- Task statement
Quote the records that follow in full and exactly; leave out the pictures.

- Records
* Begin *

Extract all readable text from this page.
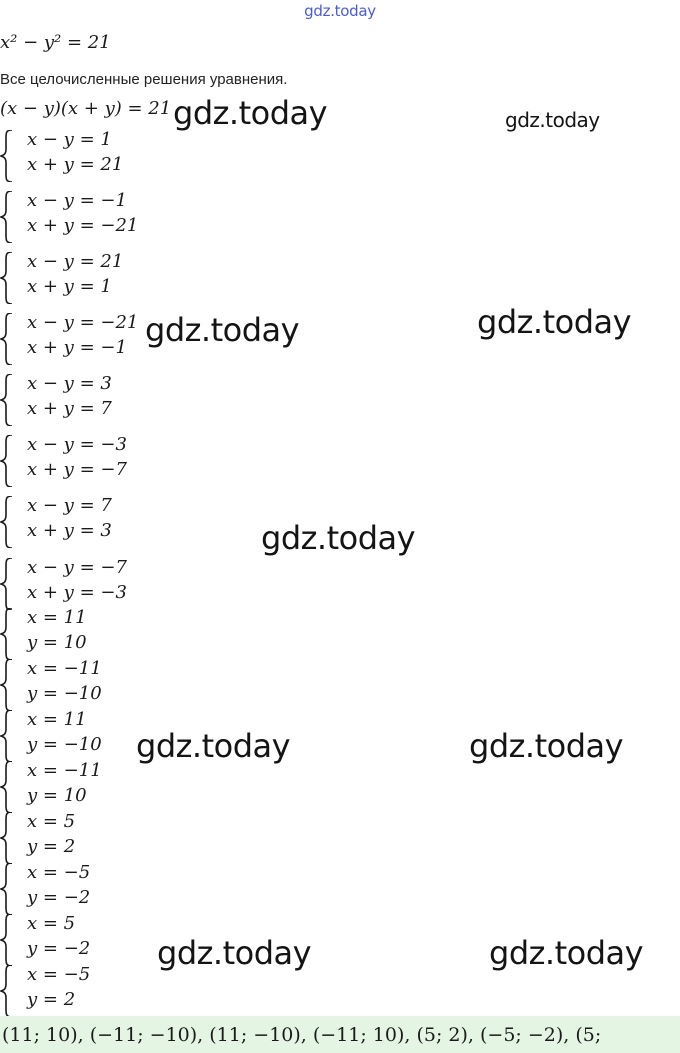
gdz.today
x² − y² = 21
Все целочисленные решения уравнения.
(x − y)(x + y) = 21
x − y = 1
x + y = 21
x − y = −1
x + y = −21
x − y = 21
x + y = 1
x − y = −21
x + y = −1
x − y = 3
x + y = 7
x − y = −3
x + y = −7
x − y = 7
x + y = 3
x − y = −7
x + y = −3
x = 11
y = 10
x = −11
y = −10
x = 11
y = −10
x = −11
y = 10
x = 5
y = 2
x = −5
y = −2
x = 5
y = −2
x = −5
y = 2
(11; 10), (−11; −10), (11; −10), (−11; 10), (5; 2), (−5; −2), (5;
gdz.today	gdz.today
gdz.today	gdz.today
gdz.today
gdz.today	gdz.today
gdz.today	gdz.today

* End *

- Answer below
Extract all readable text from this page.
gdz.today
x² − y² = 21
Все целочисленные решения уравнения.
(x − y)(x + y) = 21
x − y = 1
x + y = 21
x − y = −1
x + y = −21
x − y = 21
x + y = 1
x − y = −21
x + y = −1
x − y = 3
x + y = 7
x − y = −3
x + y = −7
x − y = 7
x + y = 3
x − y = −7
x + y = −3
x = 11
y = 10
x = −11
y = −10
x = 11
y = −10
x = −11
y = 10
x = 5
y = 2
x = −5
y = −2
x = 5
y = −2
x = −5
y = 2
(11; 10), (−11; −10), (11; −10), (−11; 10), (5; 2), (−5; −2), (5;
gdz.today	gdz.today
gdz.today	gdz.today
gdz.today
gdz.today	gdz.today
gdz.today	gdz.today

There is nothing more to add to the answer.